-------- GIVEN DATA

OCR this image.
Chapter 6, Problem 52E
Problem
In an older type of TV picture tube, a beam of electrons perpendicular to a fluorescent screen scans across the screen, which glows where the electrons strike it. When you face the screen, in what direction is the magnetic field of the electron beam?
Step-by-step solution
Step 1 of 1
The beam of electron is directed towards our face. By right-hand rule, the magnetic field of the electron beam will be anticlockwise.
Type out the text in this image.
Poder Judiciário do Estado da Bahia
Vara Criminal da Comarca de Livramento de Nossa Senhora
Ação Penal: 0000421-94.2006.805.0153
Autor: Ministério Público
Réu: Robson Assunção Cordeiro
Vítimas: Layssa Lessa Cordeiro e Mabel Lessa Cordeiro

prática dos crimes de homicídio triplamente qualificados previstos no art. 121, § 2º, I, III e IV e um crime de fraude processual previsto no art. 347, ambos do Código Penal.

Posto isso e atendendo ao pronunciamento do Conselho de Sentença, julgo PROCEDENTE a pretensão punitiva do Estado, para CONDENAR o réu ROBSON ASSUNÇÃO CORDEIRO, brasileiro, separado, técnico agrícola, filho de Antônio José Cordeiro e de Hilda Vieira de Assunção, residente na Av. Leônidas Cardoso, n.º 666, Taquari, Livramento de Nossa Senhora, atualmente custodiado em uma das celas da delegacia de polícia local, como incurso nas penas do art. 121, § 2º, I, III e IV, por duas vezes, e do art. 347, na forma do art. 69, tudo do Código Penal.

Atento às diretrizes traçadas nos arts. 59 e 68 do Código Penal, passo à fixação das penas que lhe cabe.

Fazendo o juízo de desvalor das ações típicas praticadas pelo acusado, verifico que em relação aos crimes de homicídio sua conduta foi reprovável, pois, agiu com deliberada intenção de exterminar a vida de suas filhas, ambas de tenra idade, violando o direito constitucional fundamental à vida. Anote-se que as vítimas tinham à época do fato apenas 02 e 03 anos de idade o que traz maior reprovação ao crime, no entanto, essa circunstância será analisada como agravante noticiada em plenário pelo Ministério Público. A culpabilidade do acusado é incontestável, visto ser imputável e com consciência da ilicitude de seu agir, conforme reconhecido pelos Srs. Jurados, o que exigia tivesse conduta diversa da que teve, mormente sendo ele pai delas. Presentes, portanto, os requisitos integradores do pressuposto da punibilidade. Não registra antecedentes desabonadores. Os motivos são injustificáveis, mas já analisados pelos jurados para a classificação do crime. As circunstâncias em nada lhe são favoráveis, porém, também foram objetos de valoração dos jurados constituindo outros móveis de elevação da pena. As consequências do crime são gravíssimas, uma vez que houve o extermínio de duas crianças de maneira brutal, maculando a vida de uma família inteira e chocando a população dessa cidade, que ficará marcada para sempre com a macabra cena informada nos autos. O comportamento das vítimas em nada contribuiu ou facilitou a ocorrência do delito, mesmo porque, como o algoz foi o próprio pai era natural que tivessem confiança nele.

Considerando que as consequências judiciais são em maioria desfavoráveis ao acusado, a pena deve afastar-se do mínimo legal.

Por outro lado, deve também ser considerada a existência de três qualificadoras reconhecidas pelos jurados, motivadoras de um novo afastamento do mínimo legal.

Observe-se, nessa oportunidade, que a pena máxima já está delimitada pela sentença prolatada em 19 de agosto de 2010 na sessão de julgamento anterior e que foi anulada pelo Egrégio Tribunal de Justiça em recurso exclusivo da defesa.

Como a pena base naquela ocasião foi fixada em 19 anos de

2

----------------

▶ [AIM OF THE TASK]: Extract each line holding the string "image".

▶ [EXERCISE RESPONSE]:
OCR this image.
Type out the text in this image.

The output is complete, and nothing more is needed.